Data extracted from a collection
** start **
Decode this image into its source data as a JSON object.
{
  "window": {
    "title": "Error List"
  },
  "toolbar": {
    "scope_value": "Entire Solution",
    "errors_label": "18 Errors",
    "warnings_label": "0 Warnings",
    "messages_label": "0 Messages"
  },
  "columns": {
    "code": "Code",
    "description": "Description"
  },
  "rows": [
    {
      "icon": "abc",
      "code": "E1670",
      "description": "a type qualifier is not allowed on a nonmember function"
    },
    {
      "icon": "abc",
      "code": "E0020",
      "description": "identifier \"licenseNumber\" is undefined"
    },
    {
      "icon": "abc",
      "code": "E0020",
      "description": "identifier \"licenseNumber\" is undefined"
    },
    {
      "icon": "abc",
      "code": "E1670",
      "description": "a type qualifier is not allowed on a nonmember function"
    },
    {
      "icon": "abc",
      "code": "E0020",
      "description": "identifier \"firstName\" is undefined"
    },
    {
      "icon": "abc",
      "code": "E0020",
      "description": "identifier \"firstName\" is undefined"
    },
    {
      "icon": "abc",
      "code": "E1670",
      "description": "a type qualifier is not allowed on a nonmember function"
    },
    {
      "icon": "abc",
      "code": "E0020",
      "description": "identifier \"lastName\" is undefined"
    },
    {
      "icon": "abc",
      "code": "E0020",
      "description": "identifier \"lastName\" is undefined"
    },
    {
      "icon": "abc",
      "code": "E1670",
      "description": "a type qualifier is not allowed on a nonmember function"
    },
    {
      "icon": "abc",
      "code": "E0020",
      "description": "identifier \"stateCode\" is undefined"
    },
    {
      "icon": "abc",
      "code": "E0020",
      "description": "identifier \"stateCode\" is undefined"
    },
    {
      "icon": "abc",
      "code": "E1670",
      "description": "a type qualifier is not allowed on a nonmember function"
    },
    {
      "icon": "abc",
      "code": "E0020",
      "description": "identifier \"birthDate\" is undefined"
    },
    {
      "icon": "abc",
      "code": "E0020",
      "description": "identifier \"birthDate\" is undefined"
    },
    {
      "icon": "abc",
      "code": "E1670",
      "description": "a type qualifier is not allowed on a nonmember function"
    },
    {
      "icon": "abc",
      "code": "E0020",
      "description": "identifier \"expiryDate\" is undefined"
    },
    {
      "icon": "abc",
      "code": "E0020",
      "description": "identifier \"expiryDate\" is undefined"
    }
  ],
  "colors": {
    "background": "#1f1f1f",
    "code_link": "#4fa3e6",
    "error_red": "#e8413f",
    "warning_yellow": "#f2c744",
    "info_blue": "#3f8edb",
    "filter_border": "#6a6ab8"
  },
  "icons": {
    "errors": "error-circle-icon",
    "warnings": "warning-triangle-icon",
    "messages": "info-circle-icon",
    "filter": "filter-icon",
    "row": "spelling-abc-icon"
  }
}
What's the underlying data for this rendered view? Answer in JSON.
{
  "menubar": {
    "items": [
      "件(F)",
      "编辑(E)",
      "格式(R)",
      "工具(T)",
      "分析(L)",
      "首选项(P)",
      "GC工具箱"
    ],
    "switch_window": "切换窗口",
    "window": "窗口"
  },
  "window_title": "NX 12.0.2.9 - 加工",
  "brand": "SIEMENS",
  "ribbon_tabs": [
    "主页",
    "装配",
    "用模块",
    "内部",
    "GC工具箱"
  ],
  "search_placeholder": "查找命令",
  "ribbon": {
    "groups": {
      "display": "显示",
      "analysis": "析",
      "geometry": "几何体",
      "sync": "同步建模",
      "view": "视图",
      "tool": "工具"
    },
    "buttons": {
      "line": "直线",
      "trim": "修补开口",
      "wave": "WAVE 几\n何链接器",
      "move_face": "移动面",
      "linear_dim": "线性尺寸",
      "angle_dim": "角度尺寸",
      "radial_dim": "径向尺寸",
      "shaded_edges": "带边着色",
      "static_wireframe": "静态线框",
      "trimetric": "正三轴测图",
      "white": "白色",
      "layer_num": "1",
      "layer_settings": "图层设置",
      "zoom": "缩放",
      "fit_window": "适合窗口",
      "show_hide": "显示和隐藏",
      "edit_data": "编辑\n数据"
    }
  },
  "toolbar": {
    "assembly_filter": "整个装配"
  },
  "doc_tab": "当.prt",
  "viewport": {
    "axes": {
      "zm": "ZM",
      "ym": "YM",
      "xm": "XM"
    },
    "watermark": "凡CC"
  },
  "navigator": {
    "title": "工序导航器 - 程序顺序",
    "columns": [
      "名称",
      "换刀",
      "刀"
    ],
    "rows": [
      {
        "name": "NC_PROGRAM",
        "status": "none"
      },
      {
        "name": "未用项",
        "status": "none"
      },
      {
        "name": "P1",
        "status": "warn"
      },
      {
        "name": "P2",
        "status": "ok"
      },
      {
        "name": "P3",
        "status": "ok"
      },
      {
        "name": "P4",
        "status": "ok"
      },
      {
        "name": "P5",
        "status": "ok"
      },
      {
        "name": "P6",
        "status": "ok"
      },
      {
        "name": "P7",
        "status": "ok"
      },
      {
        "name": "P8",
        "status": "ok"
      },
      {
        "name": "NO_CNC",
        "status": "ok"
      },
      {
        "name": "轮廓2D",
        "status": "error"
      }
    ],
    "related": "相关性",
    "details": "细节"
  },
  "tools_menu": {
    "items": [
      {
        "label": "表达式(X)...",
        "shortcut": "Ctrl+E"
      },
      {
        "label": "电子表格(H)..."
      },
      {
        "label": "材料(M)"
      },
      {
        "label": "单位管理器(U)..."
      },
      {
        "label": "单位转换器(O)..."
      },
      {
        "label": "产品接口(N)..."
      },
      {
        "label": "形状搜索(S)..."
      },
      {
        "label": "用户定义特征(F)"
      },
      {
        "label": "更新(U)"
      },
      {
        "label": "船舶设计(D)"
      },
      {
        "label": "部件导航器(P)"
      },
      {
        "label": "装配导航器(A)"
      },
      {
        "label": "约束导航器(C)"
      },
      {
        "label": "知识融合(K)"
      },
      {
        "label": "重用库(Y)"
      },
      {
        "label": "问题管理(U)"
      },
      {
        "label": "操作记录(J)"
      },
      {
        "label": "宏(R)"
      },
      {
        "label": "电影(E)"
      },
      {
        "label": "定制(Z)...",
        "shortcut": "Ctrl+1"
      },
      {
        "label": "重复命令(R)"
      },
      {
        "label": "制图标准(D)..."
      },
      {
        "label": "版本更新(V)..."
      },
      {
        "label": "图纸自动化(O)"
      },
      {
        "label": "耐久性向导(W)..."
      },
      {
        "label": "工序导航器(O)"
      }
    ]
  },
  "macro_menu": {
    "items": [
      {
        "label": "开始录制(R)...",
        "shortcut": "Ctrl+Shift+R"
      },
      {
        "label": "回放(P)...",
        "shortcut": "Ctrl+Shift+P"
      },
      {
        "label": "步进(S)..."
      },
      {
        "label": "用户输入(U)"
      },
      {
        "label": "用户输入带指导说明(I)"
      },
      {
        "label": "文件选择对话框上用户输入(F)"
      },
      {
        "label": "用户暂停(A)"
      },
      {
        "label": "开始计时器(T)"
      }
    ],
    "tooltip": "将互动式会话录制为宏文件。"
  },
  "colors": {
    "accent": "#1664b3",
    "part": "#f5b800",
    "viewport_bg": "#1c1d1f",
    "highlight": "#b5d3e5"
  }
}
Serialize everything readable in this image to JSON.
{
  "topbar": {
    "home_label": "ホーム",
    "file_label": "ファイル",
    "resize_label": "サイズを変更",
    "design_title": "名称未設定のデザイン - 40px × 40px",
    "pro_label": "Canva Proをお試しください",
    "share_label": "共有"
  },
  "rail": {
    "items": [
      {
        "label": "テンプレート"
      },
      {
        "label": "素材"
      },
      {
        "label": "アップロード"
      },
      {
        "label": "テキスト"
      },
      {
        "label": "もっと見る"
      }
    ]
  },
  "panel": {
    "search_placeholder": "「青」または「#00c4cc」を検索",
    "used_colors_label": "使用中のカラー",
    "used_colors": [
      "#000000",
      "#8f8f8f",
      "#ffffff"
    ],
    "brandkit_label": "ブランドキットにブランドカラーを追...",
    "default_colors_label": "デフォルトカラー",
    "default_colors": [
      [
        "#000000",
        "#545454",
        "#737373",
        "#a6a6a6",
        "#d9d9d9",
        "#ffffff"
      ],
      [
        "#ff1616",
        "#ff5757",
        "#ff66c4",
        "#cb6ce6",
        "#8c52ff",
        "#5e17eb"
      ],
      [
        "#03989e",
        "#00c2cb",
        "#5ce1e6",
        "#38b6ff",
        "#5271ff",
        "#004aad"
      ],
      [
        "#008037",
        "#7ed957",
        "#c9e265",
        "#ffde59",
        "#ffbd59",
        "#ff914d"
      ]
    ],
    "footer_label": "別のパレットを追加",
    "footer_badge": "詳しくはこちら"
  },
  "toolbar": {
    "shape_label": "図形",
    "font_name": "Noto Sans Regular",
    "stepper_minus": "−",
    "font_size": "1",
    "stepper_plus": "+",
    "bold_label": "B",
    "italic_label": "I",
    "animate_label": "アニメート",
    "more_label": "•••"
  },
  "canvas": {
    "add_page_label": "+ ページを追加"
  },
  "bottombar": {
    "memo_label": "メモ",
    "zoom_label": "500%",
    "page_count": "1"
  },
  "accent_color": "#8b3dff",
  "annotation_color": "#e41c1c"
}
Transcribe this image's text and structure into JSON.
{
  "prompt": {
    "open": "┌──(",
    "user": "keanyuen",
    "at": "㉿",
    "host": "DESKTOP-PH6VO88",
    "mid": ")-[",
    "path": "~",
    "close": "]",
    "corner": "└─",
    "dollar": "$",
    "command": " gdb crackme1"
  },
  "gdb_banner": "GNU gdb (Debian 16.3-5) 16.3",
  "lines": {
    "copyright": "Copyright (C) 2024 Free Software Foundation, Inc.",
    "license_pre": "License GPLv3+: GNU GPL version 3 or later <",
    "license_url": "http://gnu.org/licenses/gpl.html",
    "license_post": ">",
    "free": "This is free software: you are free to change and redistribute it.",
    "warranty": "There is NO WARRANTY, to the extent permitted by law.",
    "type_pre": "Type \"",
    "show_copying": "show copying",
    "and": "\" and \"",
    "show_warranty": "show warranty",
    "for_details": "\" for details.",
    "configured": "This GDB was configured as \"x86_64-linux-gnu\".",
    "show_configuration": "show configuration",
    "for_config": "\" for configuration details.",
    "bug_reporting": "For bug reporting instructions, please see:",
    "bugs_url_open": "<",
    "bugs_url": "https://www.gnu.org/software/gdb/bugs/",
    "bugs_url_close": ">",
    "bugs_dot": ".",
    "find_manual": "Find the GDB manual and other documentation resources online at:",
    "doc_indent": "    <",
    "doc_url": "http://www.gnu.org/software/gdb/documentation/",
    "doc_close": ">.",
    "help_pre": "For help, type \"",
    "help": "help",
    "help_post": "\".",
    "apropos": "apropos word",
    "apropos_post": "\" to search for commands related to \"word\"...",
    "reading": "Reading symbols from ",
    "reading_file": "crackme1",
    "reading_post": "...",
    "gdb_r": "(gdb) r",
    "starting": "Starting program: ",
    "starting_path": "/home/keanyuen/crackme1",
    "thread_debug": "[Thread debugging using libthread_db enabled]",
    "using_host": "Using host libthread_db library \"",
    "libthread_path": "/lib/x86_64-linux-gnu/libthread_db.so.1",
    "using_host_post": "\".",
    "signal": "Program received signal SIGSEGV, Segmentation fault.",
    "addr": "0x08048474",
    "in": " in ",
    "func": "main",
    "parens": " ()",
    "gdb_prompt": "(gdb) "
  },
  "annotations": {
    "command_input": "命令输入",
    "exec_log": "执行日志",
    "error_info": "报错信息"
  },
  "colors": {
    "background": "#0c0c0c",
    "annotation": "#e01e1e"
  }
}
** end **
• THE REQUEST: Go through the records and pull out each line that includes the word "warranty".

• RESULT OF THIS EXERCISE:
    "warranty": "There is NO WARRANTY, to the extent permitted by law.",
    "show_warranty": "show warranty",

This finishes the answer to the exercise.